--- Requirements ---
Output an exact reproduction of the data.

[Collection entries]

────────────────────

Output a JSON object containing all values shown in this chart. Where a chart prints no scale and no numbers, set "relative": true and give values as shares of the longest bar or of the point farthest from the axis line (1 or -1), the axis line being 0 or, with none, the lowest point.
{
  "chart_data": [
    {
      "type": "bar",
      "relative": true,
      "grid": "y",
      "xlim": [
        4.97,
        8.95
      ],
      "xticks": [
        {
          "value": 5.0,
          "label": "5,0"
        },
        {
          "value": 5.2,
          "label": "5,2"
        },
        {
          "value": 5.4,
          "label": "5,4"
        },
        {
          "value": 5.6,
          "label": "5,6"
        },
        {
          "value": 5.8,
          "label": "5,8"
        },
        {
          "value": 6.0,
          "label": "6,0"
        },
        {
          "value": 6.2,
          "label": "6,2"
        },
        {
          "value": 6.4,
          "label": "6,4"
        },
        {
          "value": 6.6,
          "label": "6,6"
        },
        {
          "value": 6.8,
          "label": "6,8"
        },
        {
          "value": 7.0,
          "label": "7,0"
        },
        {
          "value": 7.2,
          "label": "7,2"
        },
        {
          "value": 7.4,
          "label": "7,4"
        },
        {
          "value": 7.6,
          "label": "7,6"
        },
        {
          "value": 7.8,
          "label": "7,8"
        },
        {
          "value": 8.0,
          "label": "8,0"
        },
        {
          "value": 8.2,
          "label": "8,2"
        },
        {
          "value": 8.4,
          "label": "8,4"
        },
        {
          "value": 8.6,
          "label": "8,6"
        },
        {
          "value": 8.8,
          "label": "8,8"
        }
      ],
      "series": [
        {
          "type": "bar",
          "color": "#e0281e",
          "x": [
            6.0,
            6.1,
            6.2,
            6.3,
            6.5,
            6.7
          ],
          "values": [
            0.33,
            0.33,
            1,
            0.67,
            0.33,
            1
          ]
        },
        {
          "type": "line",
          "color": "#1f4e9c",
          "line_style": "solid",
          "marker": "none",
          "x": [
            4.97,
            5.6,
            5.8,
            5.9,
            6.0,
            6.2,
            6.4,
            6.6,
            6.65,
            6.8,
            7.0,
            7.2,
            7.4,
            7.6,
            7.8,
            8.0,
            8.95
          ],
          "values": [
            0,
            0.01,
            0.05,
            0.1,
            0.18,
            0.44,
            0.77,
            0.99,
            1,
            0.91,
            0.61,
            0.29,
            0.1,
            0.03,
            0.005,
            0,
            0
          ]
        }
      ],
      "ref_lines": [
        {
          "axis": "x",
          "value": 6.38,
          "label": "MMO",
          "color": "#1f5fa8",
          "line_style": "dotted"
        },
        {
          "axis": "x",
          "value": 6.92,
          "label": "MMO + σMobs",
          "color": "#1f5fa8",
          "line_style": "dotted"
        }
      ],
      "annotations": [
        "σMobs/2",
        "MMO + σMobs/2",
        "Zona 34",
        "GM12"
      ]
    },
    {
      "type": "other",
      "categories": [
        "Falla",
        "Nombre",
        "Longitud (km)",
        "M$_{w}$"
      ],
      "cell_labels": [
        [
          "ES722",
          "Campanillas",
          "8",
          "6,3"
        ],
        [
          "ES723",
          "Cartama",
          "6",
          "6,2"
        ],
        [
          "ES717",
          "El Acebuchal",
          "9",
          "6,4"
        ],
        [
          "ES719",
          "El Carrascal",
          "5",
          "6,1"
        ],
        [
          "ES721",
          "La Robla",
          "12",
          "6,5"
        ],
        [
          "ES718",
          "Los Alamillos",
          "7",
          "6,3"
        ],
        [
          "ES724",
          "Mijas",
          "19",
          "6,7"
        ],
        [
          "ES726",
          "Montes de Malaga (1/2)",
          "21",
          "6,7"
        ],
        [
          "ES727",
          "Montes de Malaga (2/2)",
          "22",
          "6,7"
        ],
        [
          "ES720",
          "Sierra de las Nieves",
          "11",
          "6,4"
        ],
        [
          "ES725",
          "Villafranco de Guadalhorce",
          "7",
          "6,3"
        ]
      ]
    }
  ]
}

────────────────────

--- Answer for the task ---
Output a JSON object containing all values shown in this chart. Where a chart prints no scale and no numbers, set "relative": true and give values as shares of the longest bar or of the point farthest from the axis line (1 or -1), the axis line being 0 or, with none, the lowest point.
{
  "chart_data": [
    {
      "type": "bar",
      "relative": true,
      "grid": "y",
      "xlim": [
        4.97,
        8.95
      ],
      "xticks": [
        {
          "value": 5.0,
          "label": "5,0"
        },
        {
          "value": 5.2,
          "label": "5,2"
        },
        {
          "value": 5.4,
          "label": "5,4"
        },
        {
          "value": 5.6,
          "label": "5,6"
        },
        {
          "value": 5.8,
          "label": "5,8"
        },
        {
          "value": 6.0,
          "label": "6,0"
        },
        {
          "value": 6.2,
          "label": "6,2"
        },
        {
          "value": 6.4,
          "label": "6,4"
        },
        {
          "value": 6.6,
          "label": "6,6"
        },
        {
          "value": 6.8,
          "label": "6,8"
        },
        {
          "value": 7.0,
          "label": "7,0"
        },
        {
          "value": 7.2,
          "label": "7,2"
        },
        {
          "value": 7.4,
          "label": "7,4"
        },
        {
          "value": 7.6,
          "label": "7,6"
        },
        {
          "value": 7.8,
          "label": "7,8"
        },
        {
          "value": 8.0,
          "label": "8,0"
        },
        {
          "value": 8.2,
          "label": "8,2"
        },
        {
          "value": 8.4,
          "label": "8,4"
        },
        {
          "value": 8.6,
          "label": "8,6"
        },
        {
          "value": 8.8,
          "label": "8,8"
        }
      ],
      "series": [
        {
          "type": "bar",
          "color": "#e0281e",
          "x": [
            6.0,
            6.1,
            6.2,
            6.3,
            6.5,
            6.7
          ],
          "values": [
            0.33,
            0.33,
            1,
            0.67,
            0.33,
            1
          ]
        },
        {
          "type": "line",
          "color": "#1f4e9c",
          "line_style": "solid",
          "marker": "none",
          "x": [
            4.97,
            5.6,
            5.8,
            5.9,
            6.0,
            6.2,
            6.4,
            6.6,
            6.65,
            6.8,
            7.0,
            7.2,
            7.4,
            7.6,
            7.8,
            8.0,
            8.95
          ],
          "values": [
            0,
            0.01,
            0.05,
            0.1,
            0.18,
            0.44,
            0.77,
            0.99,
            1,
            0.91,
            0.61,
            0.29,
            0.1,
            0.03,
            0.005,
            0,
            0
          ]
        }
      ],
      "ref_lines": [
        {
          "axis": "x",
          "value": 6.38,
          "label": "MMO",
          "color": "#1f5fa8",
          "line_style": "dotted"
        },
        {
          "axis": "x",
          "value": 6.92,
          "label": "MMO + σMobs",
          "color": "#1f5fa8",
          "line_style": "dotted"
        }
      ],
      "annotations": [
        "σMobs/2",
        "MMO + σMobs/2",
        "Zona 34",
        "GM12"
      ]
    },
    {
      "type": "other",
      "categories": [
        "Falla",
        "Nombre",
        "Longitud (km)",
        "M$_{w}$"
      ],
      "cell_labels": [
        [
          "ES722",
          "Campanillas",
          "8",
          "6,3"
        ],
        [
          "ES723",
          "Cartama",
          "6",
          "6,2"
        ],
        [
          "ES717",
          "El Acebuchal",
          "9",
          "6,4"
        ],
        [
          "ES719",
          "El Carrascal",
          "5",
          "6,1"
        ],
        [
          "ES721",
          "La Robla",
          "12",
          "6,5"
        ],
        [
          "ES718",
          "Los Alamillos",
          "7",
          "6,3"
        ],
        [
          "ES724",
          "Mijas",
          "19",
          "6,7"
        ],
        [
          "ES726",
          "Montes de Malaga (1/2)",
          "21",
          "6,7"
        ],
        [
          "ES727",
          "Montes de Malaga (2/2)",
          "22",
          "6,7"
        ],
        [
          "ES720",
          "Sierra de las Nieves",
          "11",
          "6,4"
        ],
        [
          "ES725",
          "Villafranco de Guadalhorce",
          "7",
          "6,3"
        ]
      ]
    }
  ]
}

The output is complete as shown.